**Activity**
Within the material below, count every line with the string "Planctomycetota". Give no more than the number.
● ● ●
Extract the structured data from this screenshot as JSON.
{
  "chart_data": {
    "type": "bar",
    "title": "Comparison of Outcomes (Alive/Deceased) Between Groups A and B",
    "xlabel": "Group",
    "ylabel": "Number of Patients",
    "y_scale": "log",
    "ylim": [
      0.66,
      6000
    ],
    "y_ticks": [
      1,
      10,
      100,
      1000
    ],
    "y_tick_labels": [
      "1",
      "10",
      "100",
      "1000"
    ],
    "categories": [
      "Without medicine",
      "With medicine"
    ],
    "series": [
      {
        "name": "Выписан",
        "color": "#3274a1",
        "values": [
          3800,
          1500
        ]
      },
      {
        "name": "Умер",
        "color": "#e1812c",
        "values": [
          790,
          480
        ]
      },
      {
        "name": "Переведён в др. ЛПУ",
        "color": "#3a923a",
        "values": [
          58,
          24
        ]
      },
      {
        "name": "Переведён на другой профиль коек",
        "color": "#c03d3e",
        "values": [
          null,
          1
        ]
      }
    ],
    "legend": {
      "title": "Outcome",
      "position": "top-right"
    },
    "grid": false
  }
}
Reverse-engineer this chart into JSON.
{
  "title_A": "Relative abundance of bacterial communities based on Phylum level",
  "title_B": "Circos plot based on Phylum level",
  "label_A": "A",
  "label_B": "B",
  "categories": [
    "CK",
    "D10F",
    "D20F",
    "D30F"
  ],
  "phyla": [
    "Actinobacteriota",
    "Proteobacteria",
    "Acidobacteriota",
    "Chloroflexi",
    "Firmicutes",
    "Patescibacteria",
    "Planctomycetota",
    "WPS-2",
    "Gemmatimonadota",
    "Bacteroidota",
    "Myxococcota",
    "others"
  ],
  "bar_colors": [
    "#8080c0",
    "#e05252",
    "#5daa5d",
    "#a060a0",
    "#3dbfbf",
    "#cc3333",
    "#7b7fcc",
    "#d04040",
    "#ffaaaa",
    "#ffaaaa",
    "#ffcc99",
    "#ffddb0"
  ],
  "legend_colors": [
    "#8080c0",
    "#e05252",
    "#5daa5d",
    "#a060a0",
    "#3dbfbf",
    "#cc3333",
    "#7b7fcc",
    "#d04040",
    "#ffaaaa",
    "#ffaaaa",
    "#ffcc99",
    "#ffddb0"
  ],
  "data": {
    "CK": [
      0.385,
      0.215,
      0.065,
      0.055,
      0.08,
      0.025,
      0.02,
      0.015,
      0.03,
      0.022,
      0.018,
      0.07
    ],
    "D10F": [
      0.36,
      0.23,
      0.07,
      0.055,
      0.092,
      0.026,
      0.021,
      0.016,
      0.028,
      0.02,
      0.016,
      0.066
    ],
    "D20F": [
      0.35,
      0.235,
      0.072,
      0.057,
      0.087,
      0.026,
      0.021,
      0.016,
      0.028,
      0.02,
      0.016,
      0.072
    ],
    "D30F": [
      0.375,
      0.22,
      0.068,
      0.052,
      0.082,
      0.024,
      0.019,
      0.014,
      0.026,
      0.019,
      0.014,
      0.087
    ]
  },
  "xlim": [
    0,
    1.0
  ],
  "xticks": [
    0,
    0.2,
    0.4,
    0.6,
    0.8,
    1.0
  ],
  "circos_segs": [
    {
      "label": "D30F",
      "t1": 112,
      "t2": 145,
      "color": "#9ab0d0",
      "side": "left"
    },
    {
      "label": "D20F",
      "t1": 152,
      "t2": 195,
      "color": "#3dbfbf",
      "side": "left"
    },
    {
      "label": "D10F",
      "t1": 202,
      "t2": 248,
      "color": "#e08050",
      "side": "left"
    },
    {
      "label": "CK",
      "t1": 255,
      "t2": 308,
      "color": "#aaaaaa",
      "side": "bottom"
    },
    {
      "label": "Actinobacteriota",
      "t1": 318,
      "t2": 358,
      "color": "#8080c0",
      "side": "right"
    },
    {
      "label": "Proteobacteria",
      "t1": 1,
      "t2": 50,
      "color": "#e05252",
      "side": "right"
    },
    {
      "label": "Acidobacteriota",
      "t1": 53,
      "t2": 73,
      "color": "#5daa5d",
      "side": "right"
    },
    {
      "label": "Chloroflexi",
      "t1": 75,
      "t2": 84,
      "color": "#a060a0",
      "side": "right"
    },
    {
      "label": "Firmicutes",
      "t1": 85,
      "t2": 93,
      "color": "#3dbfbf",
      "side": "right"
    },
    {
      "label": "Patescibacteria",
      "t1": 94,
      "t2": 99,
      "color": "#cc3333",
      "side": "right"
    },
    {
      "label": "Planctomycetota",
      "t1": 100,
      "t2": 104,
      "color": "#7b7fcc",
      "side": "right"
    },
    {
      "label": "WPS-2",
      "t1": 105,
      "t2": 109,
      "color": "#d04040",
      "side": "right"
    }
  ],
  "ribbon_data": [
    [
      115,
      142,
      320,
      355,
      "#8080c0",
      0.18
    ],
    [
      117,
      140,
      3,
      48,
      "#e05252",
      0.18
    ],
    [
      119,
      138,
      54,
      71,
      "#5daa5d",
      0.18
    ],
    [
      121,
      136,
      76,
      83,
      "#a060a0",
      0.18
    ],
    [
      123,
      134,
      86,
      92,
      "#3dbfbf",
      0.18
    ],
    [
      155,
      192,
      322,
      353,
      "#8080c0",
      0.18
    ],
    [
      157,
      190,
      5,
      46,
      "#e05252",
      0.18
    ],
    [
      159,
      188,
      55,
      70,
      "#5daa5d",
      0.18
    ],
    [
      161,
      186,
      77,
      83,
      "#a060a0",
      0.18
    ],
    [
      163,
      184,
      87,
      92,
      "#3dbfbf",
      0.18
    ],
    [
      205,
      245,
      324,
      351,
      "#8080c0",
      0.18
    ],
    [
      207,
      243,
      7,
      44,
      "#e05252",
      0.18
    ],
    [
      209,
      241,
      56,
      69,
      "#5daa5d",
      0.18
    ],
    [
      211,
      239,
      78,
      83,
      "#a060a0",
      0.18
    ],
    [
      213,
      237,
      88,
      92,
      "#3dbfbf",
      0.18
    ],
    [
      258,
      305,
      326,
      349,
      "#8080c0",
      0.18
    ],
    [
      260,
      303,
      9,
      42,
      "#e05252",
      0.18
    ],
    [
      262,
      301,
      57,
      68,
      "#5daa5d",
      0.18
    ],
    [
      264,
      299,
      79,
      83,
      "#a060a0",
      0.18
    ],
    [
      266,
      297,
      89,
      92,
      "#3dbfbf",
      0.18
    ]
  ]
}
● ● ●
**Response**
2